SHORT TASK: Every line below that holds the string "text" should be copied out.

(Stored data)

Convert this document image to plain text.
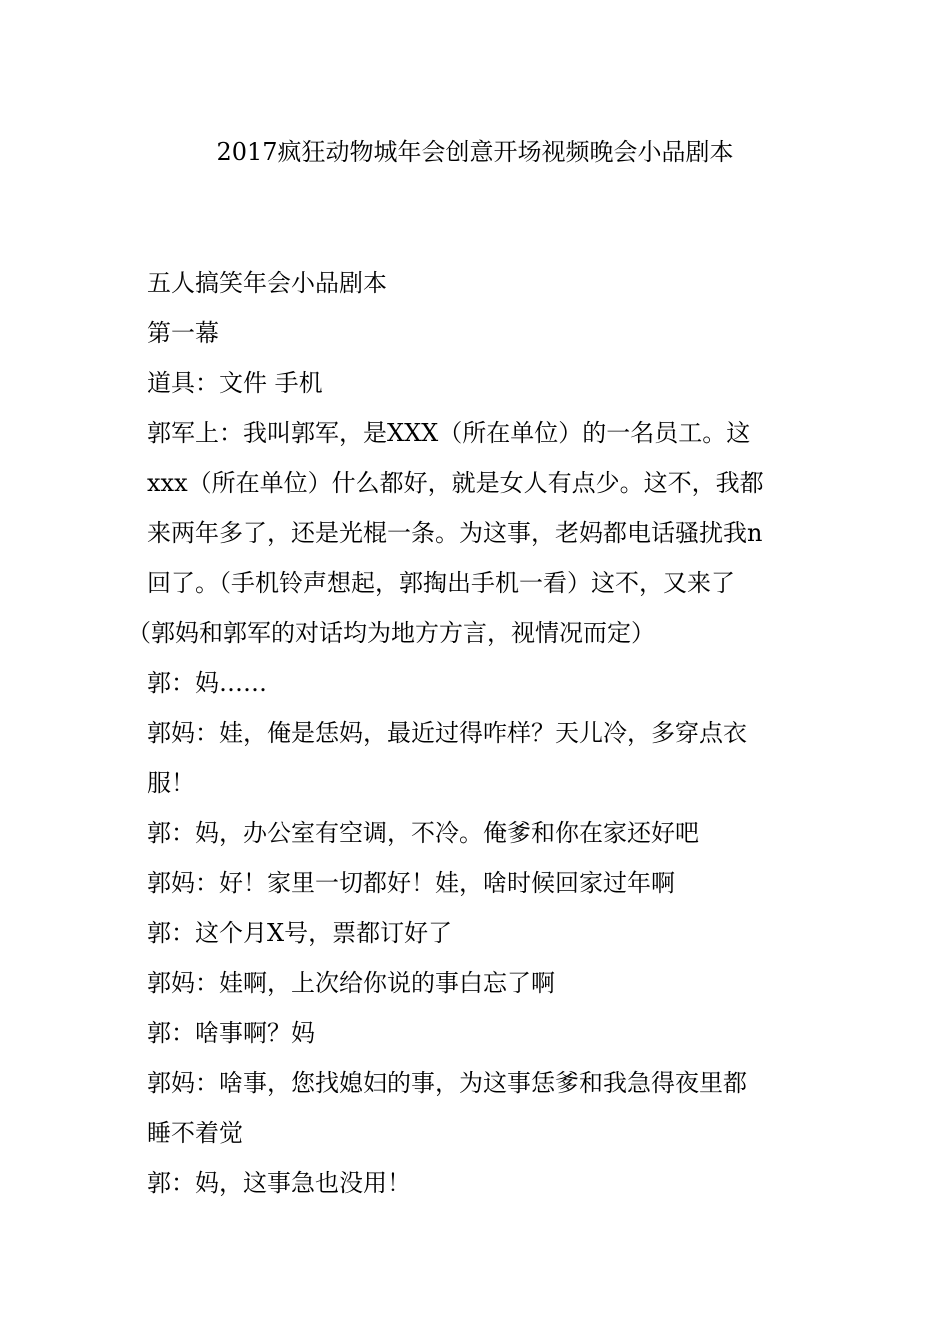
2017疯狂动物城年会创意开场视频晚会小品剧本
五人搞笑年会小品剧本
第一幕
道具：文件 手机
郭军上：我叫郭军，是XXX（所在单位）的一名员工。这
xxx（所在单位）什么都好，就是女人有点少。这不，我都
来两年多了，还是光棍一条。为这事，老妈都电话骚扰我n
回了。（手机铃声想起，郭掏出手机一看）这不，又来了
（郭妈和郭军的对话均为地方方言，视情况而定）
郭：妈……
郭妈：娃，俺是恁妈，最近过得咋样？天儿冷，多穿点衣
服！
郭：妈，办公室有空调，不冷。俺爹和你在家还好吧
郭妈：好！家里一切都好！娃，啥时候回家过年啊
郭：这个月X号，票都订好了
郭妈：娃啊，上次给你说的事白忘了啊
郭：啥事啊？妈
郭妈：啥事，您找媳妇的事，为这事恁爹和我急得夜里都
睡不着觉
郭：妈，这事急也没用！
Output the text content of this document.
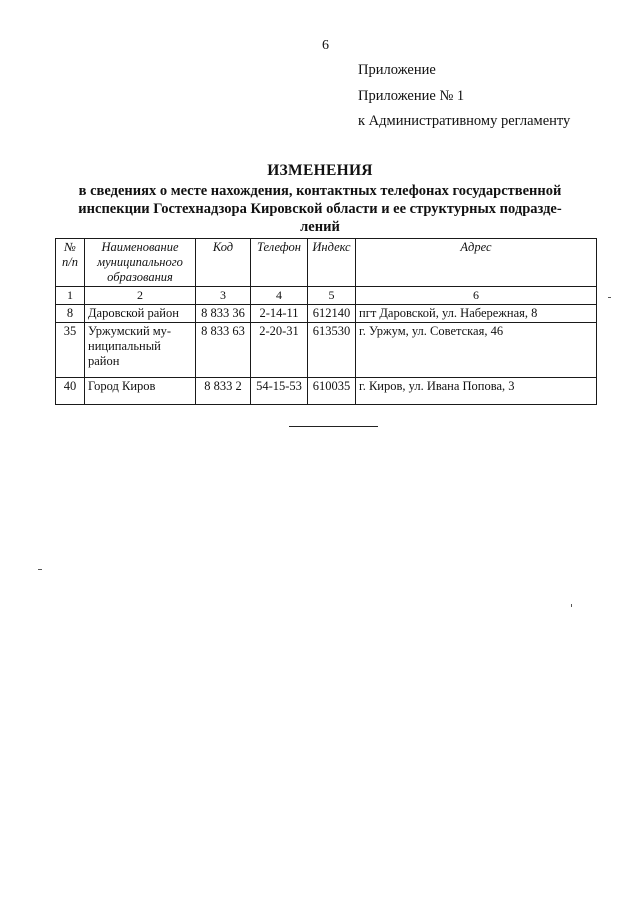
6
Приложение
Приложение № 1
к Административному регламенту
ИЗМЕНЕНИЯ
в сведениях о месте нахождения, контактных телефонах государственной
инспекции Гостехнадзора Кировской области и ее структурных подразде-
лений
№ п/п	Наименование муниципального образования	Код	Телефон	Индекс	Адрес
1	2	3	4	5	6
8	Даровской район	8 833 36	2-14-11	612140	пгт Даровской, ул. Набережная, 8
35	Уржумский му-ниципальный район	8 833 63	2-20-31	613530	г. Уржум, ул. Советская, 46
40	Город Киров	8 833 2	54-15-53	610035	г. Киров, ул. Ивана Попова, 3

--

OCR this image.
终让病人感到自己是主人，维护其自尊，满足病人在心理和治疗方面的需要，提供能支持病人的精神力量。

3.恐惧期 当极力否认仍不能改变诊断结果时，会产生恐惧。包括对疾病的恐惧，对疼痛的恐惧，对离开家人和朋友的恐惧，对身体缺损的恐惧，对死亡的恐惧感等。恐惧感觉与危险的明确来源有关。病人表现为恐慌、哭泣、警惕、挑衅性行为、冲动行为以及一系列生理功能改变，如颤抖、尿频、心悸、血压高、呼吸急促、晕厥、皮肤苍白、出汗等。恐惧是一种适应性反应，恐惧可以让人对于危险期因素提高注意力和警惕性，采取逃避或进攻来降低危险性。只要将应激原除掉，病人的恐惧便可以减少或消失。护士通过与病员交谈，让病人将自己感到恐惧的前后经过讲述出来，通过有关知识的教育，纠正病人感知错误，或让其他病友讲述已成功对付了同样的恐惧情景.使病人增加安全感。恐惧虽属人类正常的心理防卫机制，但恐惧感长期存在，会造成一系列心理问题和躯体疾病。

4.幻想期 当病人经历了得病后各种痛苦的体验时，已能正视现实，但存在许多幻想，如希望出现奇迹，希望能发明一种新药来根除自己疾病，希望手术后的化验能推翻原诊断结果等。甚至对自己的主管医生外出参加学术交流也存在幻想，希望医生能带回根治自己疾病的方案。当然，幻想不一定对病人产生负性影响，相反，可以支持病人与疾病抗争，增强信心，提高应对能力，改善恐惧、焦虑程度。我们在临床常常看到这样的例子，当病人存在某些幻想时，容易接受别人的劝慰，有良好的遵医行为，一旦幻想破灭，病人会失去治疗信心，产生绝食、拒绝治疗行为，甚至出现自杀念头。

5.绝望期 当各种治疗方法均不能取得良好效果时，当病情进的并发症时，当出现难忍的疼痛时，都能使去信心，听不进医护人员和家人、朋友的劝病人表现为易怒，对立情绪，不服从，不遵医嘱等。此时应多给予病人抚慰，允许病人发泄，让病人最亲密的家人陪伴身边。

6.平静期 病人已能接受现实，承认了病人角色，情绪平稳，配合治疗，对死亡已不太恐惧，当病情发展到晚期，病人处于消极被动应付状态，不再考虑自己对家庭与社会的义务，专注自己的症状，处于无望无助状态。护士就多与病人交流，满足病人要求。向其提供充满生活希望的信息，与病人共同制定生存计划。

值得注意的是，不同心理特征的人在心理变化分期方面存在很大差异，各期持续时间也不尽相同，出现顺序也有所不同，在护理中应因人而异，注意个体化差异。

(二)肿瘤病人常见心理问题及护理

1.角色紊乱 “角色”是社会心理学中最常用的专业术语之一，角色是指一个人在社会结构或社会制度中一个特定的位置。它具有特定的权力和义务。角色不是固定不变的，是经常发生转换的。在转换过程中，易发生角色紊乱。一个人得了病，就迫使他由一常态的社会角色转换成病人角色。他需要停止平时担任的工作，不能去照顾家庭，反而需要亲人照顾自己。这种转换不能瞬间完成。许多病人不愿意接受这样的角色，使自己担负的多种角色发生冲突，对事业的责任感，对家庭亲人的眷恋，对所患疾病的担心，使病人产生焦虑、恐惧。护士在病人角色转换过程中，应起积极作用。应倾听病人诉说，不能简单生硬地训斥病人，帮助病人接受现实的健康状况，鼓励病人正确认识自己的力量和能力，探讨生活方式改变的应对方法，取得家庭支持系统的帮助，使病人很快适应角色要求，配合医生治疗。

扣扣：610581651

EXERCISE OUTPUT:
Convert this document image to plain text.
Output the text content of this document.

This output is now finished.